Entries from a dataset
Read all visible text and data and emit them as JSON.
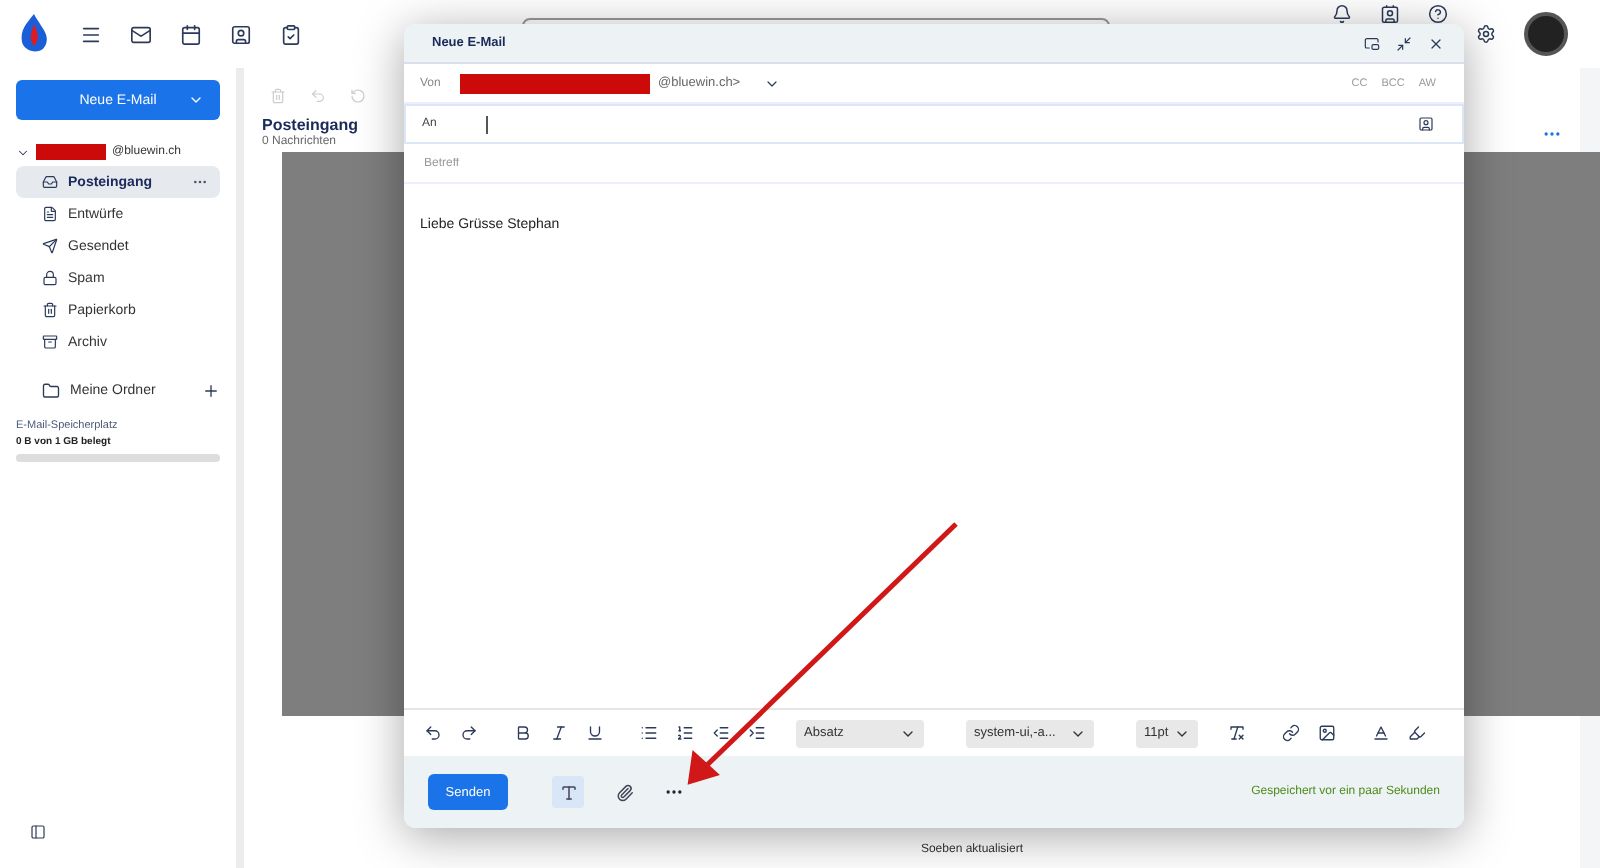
{
  "sidebar": {
    "new_mail_button": "Neue E-Mail",
    "account": "@bluewin.ch",
    "folders": [
      {
        "label": "Posteingang",
        "kind": "inbox",
        "selected": true
      },
      {
        "label": "Entwürfe",
        "kind": "drafts",
        "selected": false
      },
      {
        "label": "Gesendet",
        "kind": "sent",
        "selected": false
      },
      {
        "label": "Spam",
        "kind": "spam",
        "selected": false
      },
      {
        "label": "Papierkorb",
        "kind": "trash",
        "selected": false
      },
      {
        "label": "Archiv",
        "kind": "archive",
        "selected": false
      }
    ],
    "my_folders": "Meine Ordner",
    "storage": {
      "label": "E-Mail-Speicherplatz",
      "usage": "0 B von 1 GB belegt",
      "level": 0
    }
  },
  "mail_list": {
    "title": "Posteingang",
    "count": "0 Nachrichten",
    "status": "Soeben aktualisiert"
  },
  "compose": {
    "title": "Neue E-Mail",
    "from_label": "Von",
    "from_address": "@bluewin.ch>",
    "recipient_options": [
      "CC",
      "BCC",
      "AW"
    ],
    "to_label": "An",
    "subject_placeholder": "Betreff",
    "body": "Liebe Grüsse Stephan",
    "toolbar": {
      "block_format": "Absatz",
      "font": "system-ui,-a...",
      "font_size": "11pt"
    },
    "send_button": "Senden",
    "save_status": "Gespeichert vor ein paar Sekunden"
  }
}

What you have to do
Repeat the data exactly, without the pictures.

Solution below
Read all visible text and data and emit them as JSON.
{
  "sidebar": {
    "new_mail_button": "Neue E-Mail",
    "account": "@bluewin.ch",
    "folders": [
      {
        "label": "Posteingang",
        "kind": "inbox",
        "selected": true
      },
      {
        "label": "Entwürfe",
        "kind": "drafts",
        "selected": false
      },
      {
        "label": "Gesendet",
        "kind": "sent",
        "selected": false
      },
      {
        "label": "Spam",
        "kind": "spam",
        "selected": false
      },
      {
        "label": "Papierkorb",
        "kind": "trash",
        "selected": false
      },
      {
        "label": "Archiv",
        "kind": "archive",
        "selected": false
      }
    ],
    "my_folders": "Meine Ordner",
    "storage": {
      "label": "E-Mail-Speicherplatz",
      "usage": "0 B von 1 GB belegt",
      "level": 0
    }
  },
  "mail_list": {
    "title": "Posteingang",
    "count": "0 Nachrichten",
    "status": "Soeben aktualisiert"
  },
  "compose": {
    "title": "Neue E-Mail",
    "from_label": "Von",
    "from_address": "@bluewin.ch>",
    "recipient_options": [
      "CC",
      "BCC",
      "AW"
    ],
    "to_label": "An",
    "subject_placeholder": "Betreff",
    "body": "Liebe Grüsse Stephan",
    "toolbar": {
      "block_format": "Absatz",
      "font": "system-ui,-a...",
      "font_size": "11pt"
    },
    "send_button": "Senden",
    "save_status": "Gespeichert vor ein paar Sekunden"
  }
}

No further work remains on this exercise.